Begin Task data
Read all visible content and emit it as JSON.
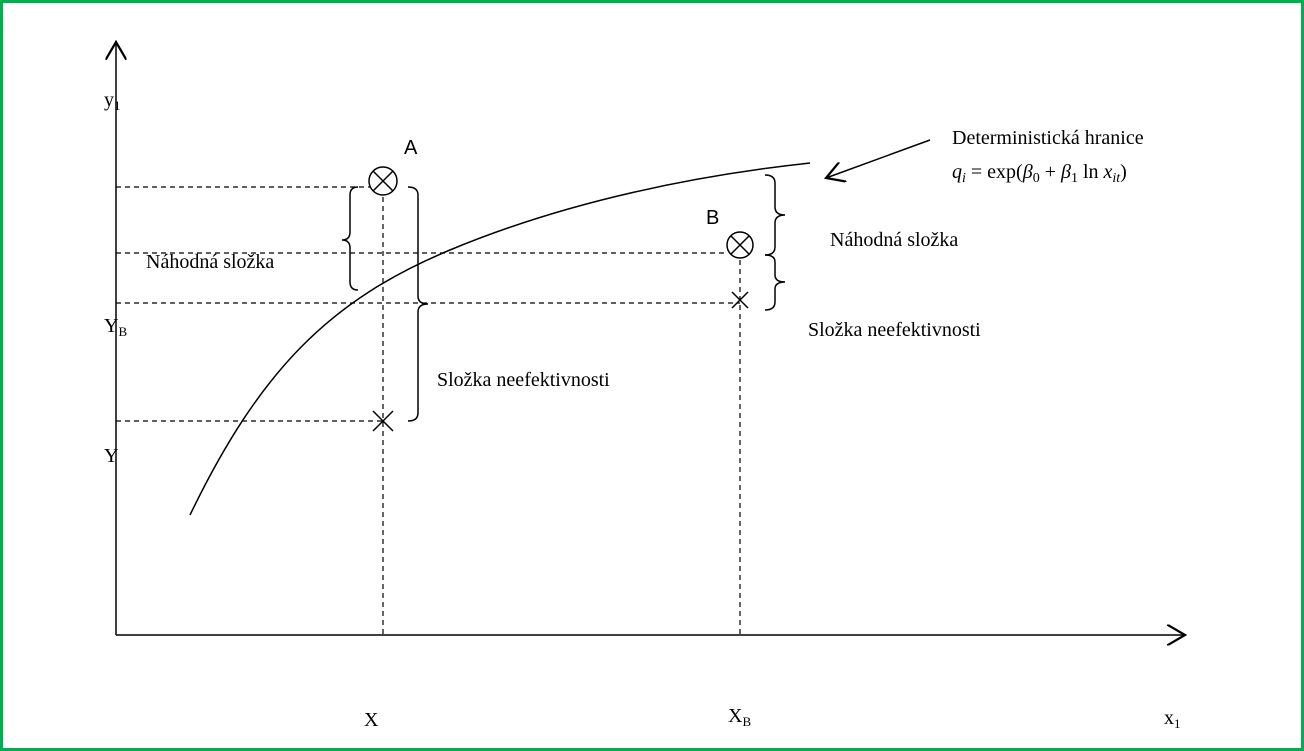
{
  "labels": {
    "y_axis": {
      "text": "y",
      "sub": "1"
    },
    "x_axis": {
      "text": "x",
      "sub": "1"
    },
    "y_b": {
      "text": "Y",
      "sub": "B"
    },
    "y": "Y",
    "x": "X",
    "x_b": {
      "text": "X",
      "sub": "B"
    },
    "point_a": "A",
    "point_b": "B",
    "frontier": "Deterministická hranice",
    "formula": [
      "q",
      "i",
      " = exp(",
      "β",
      "0",
      " + ",
      "β",
      "1",
      " ln ",
      "x",
      "it",
      ")"
    ],
    "random_left": "Náhodná složka",
    "random_right": "Náhodná složka",
    "inefficiency_left": "Složka neefektivnosti",
    "inefficiency_right": "Složka neefektivnosti"
  }
}
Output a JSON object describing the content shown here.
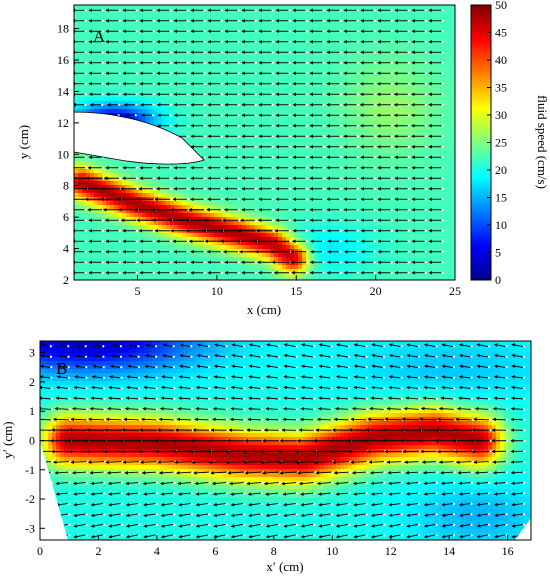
{
  "chart_data": [
    {
      "type": "heatmap",
      "panel_label": "A",
      "xlabel": "x (cm)",
      "ylabel": "y (cm)",
      "xlim": [
        1,
        25
      ],
      "ylim": [
        2,
        19.5
      ],
      "xticks": [
        5,
        10,
        15,
        20,
        25
      ],
      "yticks": [
        2,
        4,
        6,
        8,
        10,
        12,
        14,
        16,
        18
      ],
      "overlay": "velocity vector field (arrows pointing in -x direction)",
      "features": {
        "jet_core_speed": 48,
        "jet_path": [
          [
            1.5,
            8.2
          ],
          [
            5.0,
            6.8
          ],
          [
            8.0,
            5.8
          ],
          [
            11.0,
            5.0
          ],
          [
            13.5,
            4.3
          ],
          [
            14.8,
            3.4
          ]
        ],
        "jet_half_width_cm": 0.7,
        "background_speed": 22,
        "low_speed_region": "upper wake around body (y 10-13, x 1-5)",
        "body": "white fish body silhouette (x 1-9.3, y 9.6-12.5)"
      }
    },
    {
      "type": "heatmap",
      "panel_label": "B",
      "xlabel": "x′ (cm)",
      "ylabel": "y′ (cm)",
      "xlim": [
        0,
        16.8
      ],
      "ylim": [
        -3.4,
        3.4
      ],
      "xticks": [
        0,
        2,
        4,
        6,
        8,
        10,
        12,
        14,
        16
      ],
      "yticks": [
        -3,
        -2,
        -1,
        0,
        1,
        2,
        3
      ],
      "overlay": "velocity vector field (arrows pointing in -x′ direction)",
      "features": {
        "jet_core_speed": 48,
        "jet_path": [
          [
            1.0,
            0.0
          ],
          [
            4.0,
            -0.1
          ],
          [
            7.0,
            -0.5
          ],
          [
            9.0,
            -0.6
          ],
          [
            11.5,
            0.1
          ],
          [
            13.5,
            0.3
          ],
          [
            15.0,
            0.0
          ]
        ],
        "jet_half_width_cm": 0.6,
        "background_speed": 20,
        "low_speed_region": "upper-left corner (x′ 0-6, y′ 2.3-3.4)"
      }
    }
  ],
  "colorbar": {
    "label": "fluid speed (cm/s)",
    "min": 0,
    "max": 50,
    "ticks": [
      0,
      5,
      10,
      15,
      20,
      25,
      30,
      35,
      40,
      45,
      50
    ],
    "colormap": "jet",
    "colors": [
      "#00008f",
      "#0000ff",
      "#0080ff",
      "#00ffff",
      "#80ff80",
      "#ffff00",
      "#ff8000",
      "#ff0000",
      "#800000"
    ]
  }
}
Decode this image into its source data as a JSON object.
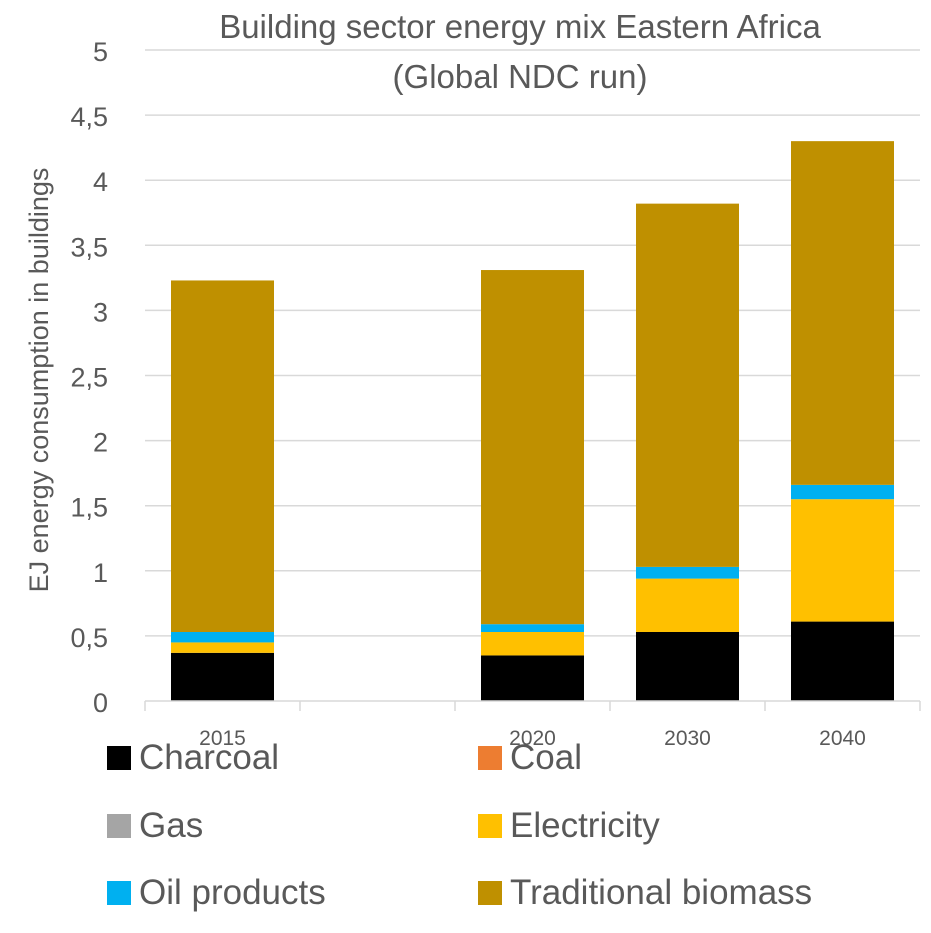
{
  "chart_data": {
    "type": "bar",
    "stacked": true,
    "title": [
      "Building sector energy mix Eastern Africa",
      "(Global NDC run)"
    ],
    "ylabel": "EJ energy consumption in buildings",
    "xlabel": "",
    "ylim": [
      0,
      5
    ],
    "yticks": [
      "0",
      "0,5",
      "1",
      "1,5",
      "2",
      "2,5",
      "3",
      "3,5",
      "4",
      "4,5",
      "5"
    ],
    "ytick_values": [
      0,
      0.5,
      1,
      1.5,
      2,
      2.5,
      3,
      3.5,
      4,
      4.5,
      5
    ],
    "categories": [
      "2015",
      "",
      "2020",
      "2030",
      "2040"
    ],
    "grid": true,
    "legend_position": "bottom",
    "series": [
      {
        "name": "Charcoal",
        "color": "#000000",
        "values": [
          0.37,
          null,
          0.35,
          0.53,
          0.61
        ]
      },
      {
        "name": "Coal",
        "color": "#ED7D31",
        "values": [
          0,
          null,
          0,
          0,
          0
        ]
      },
      {
        "name": "Gas",
        "color": "#A5A5A5",
        "values": [
          0,
          null,
          0,
          0,
          0
        ]
      },
      {
        "name": "Electricity",
        "color": "#FFC000",
        "values": [
          0.08,
          null,
          0.18,
          0.41,
          0.94
        ]
      },
      {
        "name": "Oil products",
        "color": "#00B0F0",
        "values": [
          0.08,
          null,
          0.06,
          0.09,
          0.11
        ]
      },
      {
        "name": "Traditional biomass",
        "color": "#BF9000",
        "values": [
          2.7,
          null,
          2.72,
          2.79,
          2.64
        ]
      }
    ]
  }
}
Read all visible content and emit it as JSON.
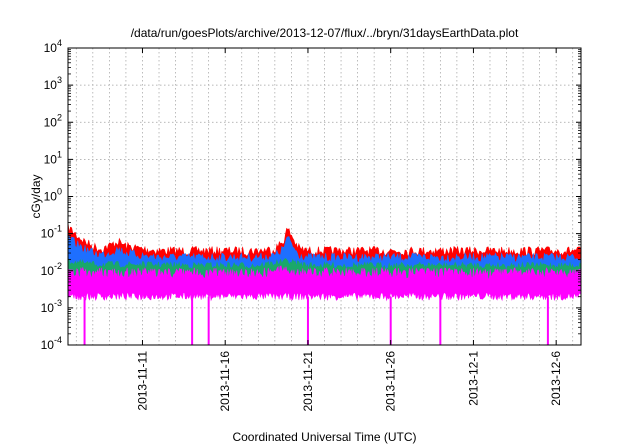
{
  "chart_data": {
    "type": "area",
    "title": "/data/run/goesPlots/archive/2013-12-07/flux/../bryn/31daysEarthData.plot",
    "xlabel": "Coordinated Universal Time (UTC)",
    "ylabel": "cGy/day",
    "y_scale": "log",
    "ylim": [
      0.0001,
      10000
    ],
    "xlim": [
      "2013-11-06 12:00",
      "2013-12-07 12:00"
    ],
    "grid": true,
    "x_ticks": [
      "2013-11-11",
      "2013-11-16",
      "2013-11-21",
      "2013-11-26",
      "2013-12-1",
      "2013-12-6"
    ],
    "y_ticks": [
      {
        "value": 0.0001,
        "base": "10",
        "exp": "-4"
      },
      {
        "value": 0.001,
        "base": "10",
        "exp": "-3"
      },
      {
        "value": 0.01,
        "base": "10",
        "exp": "-2"
      },
      {
        "value": 0.1,
        "base": "10",
        "exp": "-1"
      },
      {
        "value": 1,
        "base": "10",
        "exp": "0"
      },
      {
        "value": 10,
        "base": "10",
        "exp": "1"
      },
      {
        "value": 100,
        "base": "10",
        "exp": "2"
      },
      {
        "value": 1000,
        "base": "10",
        "exp": "3"
      },
      {
        "value": 10000,
        "base": "10",
        "exp": "4"
      }
    ],
    "series": [
      {
        "color": "#ff0000",
        "x": [
          "2013-11-06 12:00",
          "2013-11-07 00:00",
          "2013-11-07 12:00",
          "2013-11-08 00:00",
          "2013-11-08 12:00",
          "2013-11-09 00:00",
          "2013-11-09 12:00",
          "2013-11-10 00:00",
          "2013-11-11 00:00",
          "2013-11-12 00:00",
          "2013-11-13 00:00",
          "2013-11-14 00:00",
          "2013-11-16 00:00",
          "2013-11-18 00:00",
          "2013-11-19 00:00",
          "2013-11-19 12:00",
          "2013-11-19 18:00",
          "2013-11-20 00:00",
          "2013-11-20 06:00",
          "2013-11-20 12:00",
          "2013-11-21 00:00",
          "2013-11-22 00:00",
          "2013-11-24 00:00",
          "2013-11-26 00:00",
          "2013-11-28 00:00",
          "2013-11-30 00:00",
          "2013-12-02 00:00",
          "2013-12-04 00:00",
          "2013-12-06 00:00",
          "2013-12-07 12:00"
        ],
        "values": [
          0.2,
          0.12,
          0.08,
          0.06,
          0.05,
          0.06,
          0.08,
          0.06,
          0.05,
          0.045,
          0.045,
          0.045,
          0.045,
          0.045,
          0.05,
          0.08,
          0.17,
          0.12,
          0.07,
          0.05,
          0.045,
          0.045,
          0.045,
          0.045,
          0.045,
          0.045,
          0.045,
          0.045,
          0.045,
          0.045
        ]
      },
      {
        "color": "#1e6fff",
        "x": [
          "2013-11-06 12:00",
          "2013-11-07 00:00",
          "2013-11-07 12:00",
          "2013-11-08 00:00",
          "2013-11-08 12:00",
          "2013-11-09 00:00",
          "2013-11-09 12:00",
          "2013-11-10 00:00",
          "2013-11-11 00:00",
          "2013-11-12 00:00",
          "2013-11-13 00:00",
          "2013-11-14 00:00",
          "2013-11-16 00:00",
          "2013-11-18 00:00",
          "2013-11-19 00:00",
          "2013-11-19 12:00",
          "2013-11-19 18:00",
          "2013-11-20 00:00",
          "2013-11-20 06:00",
          "2013-11-20 12:00",
          "2013-11-21 00:00",
          "2013-11-22 00:00",
          "2013-11-24 00:00",
          "2013-11-26 00:00",
          "2013-11-28 00:00",
          "2013-11-30 00:00",
          "2013-12-02 00:00",
          "2013-12-04 00:00",
          "2013-12-06 00:00",
          "2013-12-07 12:00"
        ],
        "values": [
          0.1,
          0.07,
          0.05,
          0.04,
          0.035,
          0.04,
          0.05,
          0.04,
          0.033,
          0.03,
          0.03,
          0.03,
          0.03,
          0.03,
          0.033,
          0.05,
          0.1,
          0.07,
          0.045,
          0.035,
          0.03,
          0.03,
          0.03,
          0.03,
          0.03,
          0.03,
          0.03,
          0.03,
          0.03,
          0.03
        ]
      },
      {
        "color": "#1aa86a",
        "x": [
          "2013-11-06 12:00",
          "2013-11-08 00:00",
          "2013-11-10 00:00",
          "2013-11-14 00:00",
          "2013-11-18 00:00",
          "2013-11-19 18:00",
          "2013-11-21 00:00",
          "2013-11-26 00:00",
          "2013-12-01 00:00",
          "2013-12-07 12:00"
        ],
        "values": [
          0.022,
          0.018,
          0.018,
          0.017,
          0.017,
          0.022,
          0.017,
          0.017,
          0.017,
          0.017
        ]
      },
      {
        "color": "#ff00ff",
        "x": [
          "2013-11-06 12:00",
          "2013-11-08 00:00",
          "2013-11-10 00:00",
          "2013-11-14 00:00",
          "2013-11-18 00:00",
          "2013-11-19 18:00",
          "2013-11-21 00:00",
          "2013-11-26 00:00",
          "2013-12-01 00:00",
          "2013-12-07 12:00"
        ],
        "values": [
          0.013,
          0.012,
          0.012,
          0.012,
          0.012,
          0.014,
          0.012,
          0.012,
          0.012,
          0.012
        ],
        "floor": 0.002,
        "dropouts": [
          "2013-11-07 12:00",
          "2013-11-14 00:00",
          "2013-11-15 00:00",
          "2013-11-21 00:00",
          "2013-11-26 00:00",
          "2013-11-29 00:00",
          "2013-12-05 12:00"
        ]
      }
    ]
  }
}
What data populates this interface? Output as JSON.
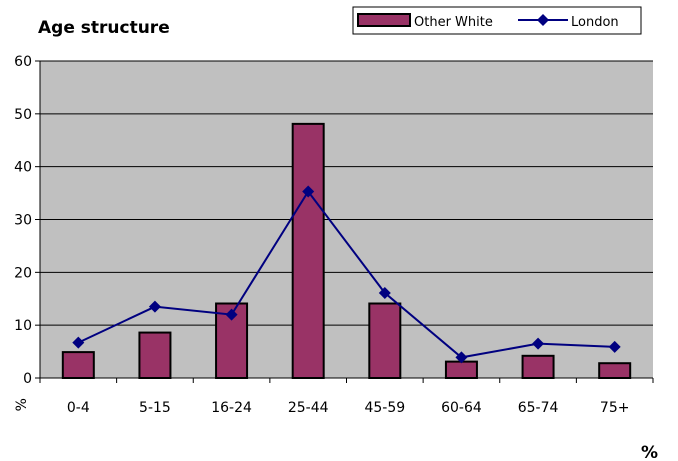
{
  "chart_data": {
    "type": "bar",
    "title": "Age structure",
    "categories": [
      "0-4",
      "5-15",
      "16-24",
      "25-44",
      "45-59",
      "60-64",
      "65-74",
      "75+"
    ],
    "series": [
      {
        "name": "Other White",
        "type": "bar",
        "values": [
          4.9,
          8.6,
          14.1,
          48.1,
          14.1,
          3.1,
          4.2,
          2.8
        ],
        "color": "#993366"
      },
      {
        "name": "London",
        "type": "line",
        "values": [
          6.7,
          13.5,
          12.0,
          35.3,
          16.1,
          3.9,
          6.5,
          5.9
        ],
        "color": "#000080"
      }
    ],
    "ylim": [
      0,
      60
    ],
    "yticks": [
      0,
      10,
      20,
      30,
      40,
      50,
      60
    ],
    "ylabel": "%",
    "corner_label": "%",
    "grid": true,
    "legend_position": "top-right",
    "plot_background": "#c0c0c0"
  }
}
End Task data
• **What you will do**
Select every line in the records above that contains the word "pointing".

• **Finished task**
      "overlay": "velocity vector field (arrows pointing in -x direction)",
      "overlay": "velocity vector field (arrows pointing in -x′ direction)",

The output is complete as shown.